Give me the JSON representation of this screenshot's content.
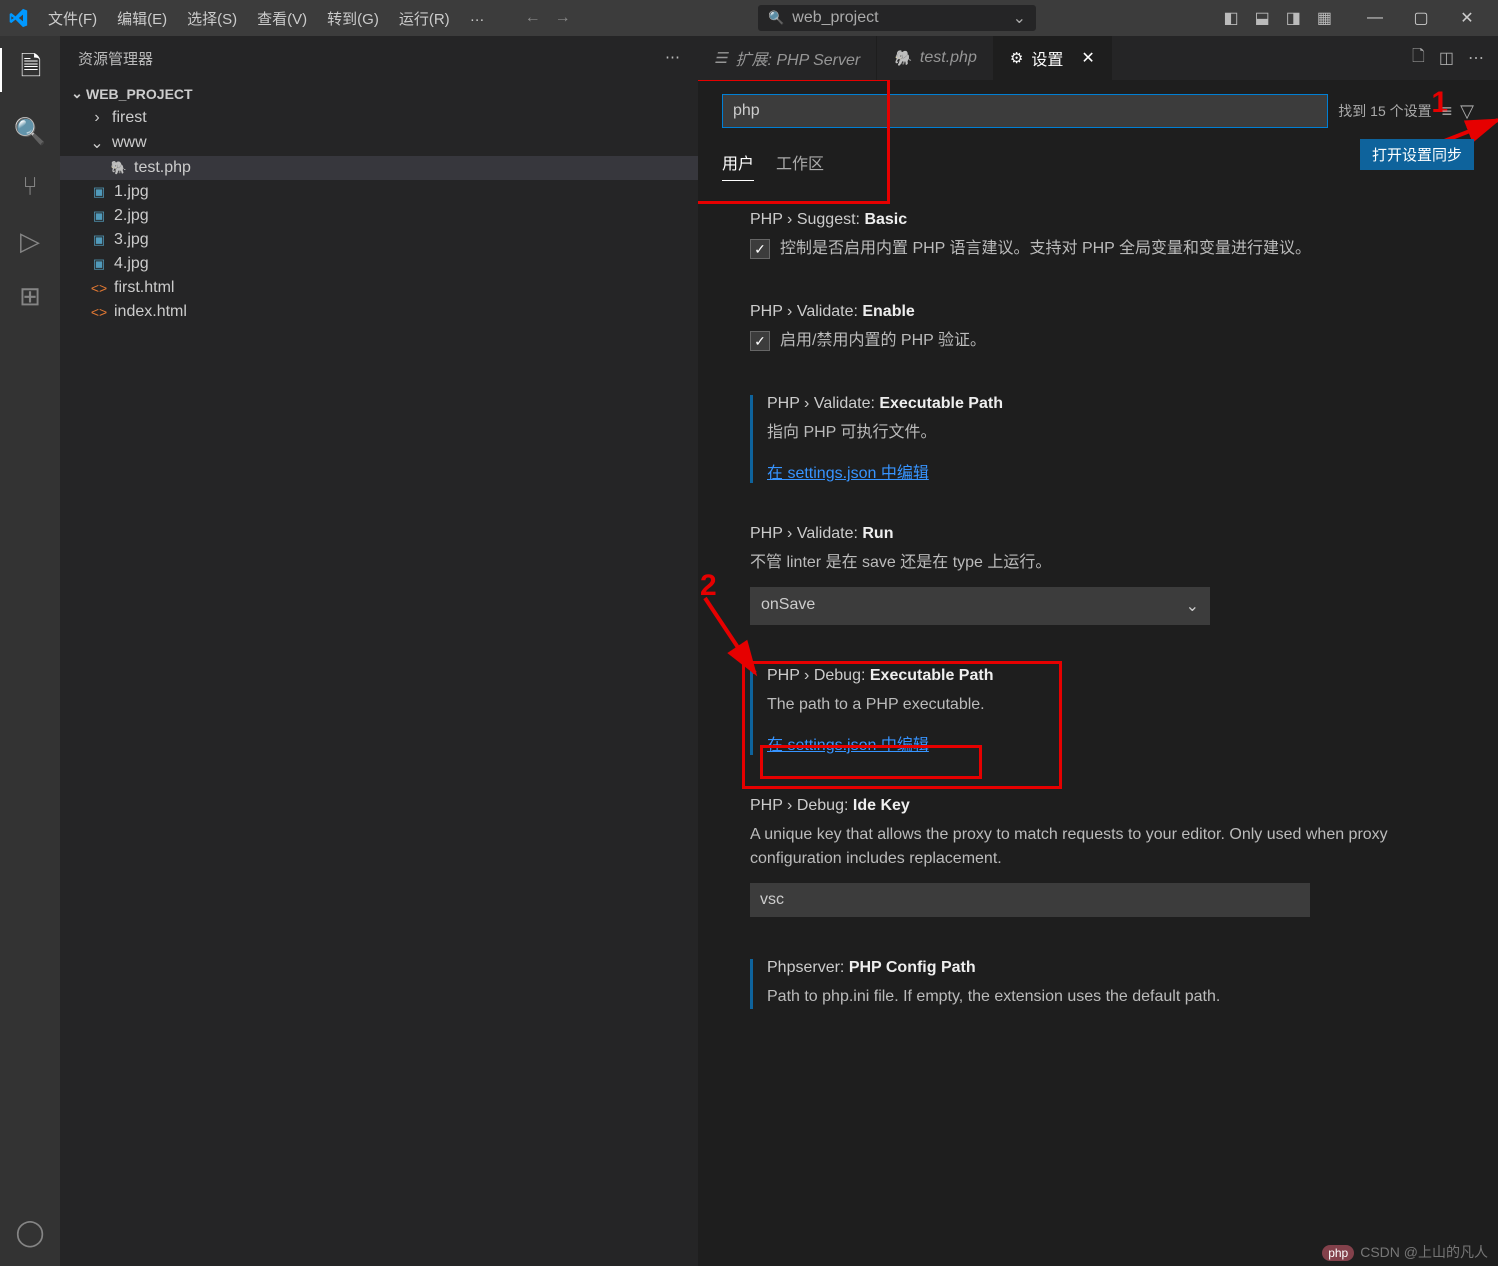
{
  "menu": [
    "文件(F)",
    "编辑(E)",
    "选择(S)",
    "查看(V)",
    "转到(G)",
    "运行(R)",
    "…"
  ],
  "searchCenter": "web_project",
  "sidebar": {
    "title": "资源管理器",
    "folder": "WEB_PROJECT"
  },
  "tree": {
    "firest": "firest",
    "www": "www",
    "test": "test.php",
    "img1": "1.jpg",
    "img2": "2.jpg",
    "img3": "3.jpg",
    "img4": "4.jpg",
    "first": "first.html",
    "index": "index.html"
  },
  "tabs": {
    "ext": "扩展: PHP Server",
    "test": "test.php",
    "settings": "设置"
  },
  "search": {
    "value": "php",
    "found": "找到 15 个设置"
  },
  "scopes": {
    "user": "用户",
    "workspace": "工作区"
  },
  "syncBtn": "打开设置同步",
  "settings": [
    {
      "cat": "PHP › Suggest: ",
      "name": "Basic",
      "desc": "控制是否启用内置 PHP 语言建议。支持对 PHP 全局变量和变量进行建议。",
      "type": "check"
    },
    {
      "cat": "PHP › Validate: ",
      "name": "Enable",
      "desc": "启用/禁用内置的 PHP 验证。",
      "type": "check"
    },
    {
      "cat": "PHP › Validate: ",
      "name": "Executable Path",
      "desc": "指向 PHP 可执行文件。",
      "type": "link",
      "link": "在 settings.json 中编辑"
    },
    {
      "cat": "PHP › Validate: ",
      "name": "Run",
      "desc": "不管 linter 是在 save 还是在 type 上运行。",
      "type": "select",
      "value": "onSave"
    },
    {
      "cat": "PHP › Debug: ",
      "name": "Executable Path",
      "desc": "The path to a PHP executable.",
      "type": "link",
      "link": "在 settings.json 中编辑"
    },
    {
      "cat": "PHP › Debug: ",
      "name": "Ide Key",
      "desc": "A unique key that allows the proxy to match requests to your editor. Only used when proxy configuration includes replacement.",
      "type": "text",
      "value": "vsc"
    },
    {
      "cat": "Phpserver: ",
      "name": "PHP Config Path",
      "desc": "Path to php.ini file. If empty, the extension uses the default path.",
      "type": "none"
    }
  ],
  "annotations": {
    "one": "1",
    "two": "2"
  },
  "watermark": {
    "pill": "php",
    "text": "CSDN @上山的凡人"
  }
}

_What is needed_
Filter the records, keeping only lines that contain "desc", and show those lines.

_Solution to this task_
      "desc": "控制是否启用内置 PHP 语言建议。支持对 PHP 全局变量和变量进行建议。",
      "desc": "启用/禁用内置的 PHP 验证。",
      "desc": "指向 PHP 可执行文件。",
      "desc": "不管 linter 是在 save 还是在 type 上运行。",
      "desc": "The path to a PHP executable.",
      "desc": "A unique key that allows the proxy to match requests to your editor. Only used when proxy configuration includes replacement.",
      "desc": "Path to php.ini file. If empty, the extension uses the default path.",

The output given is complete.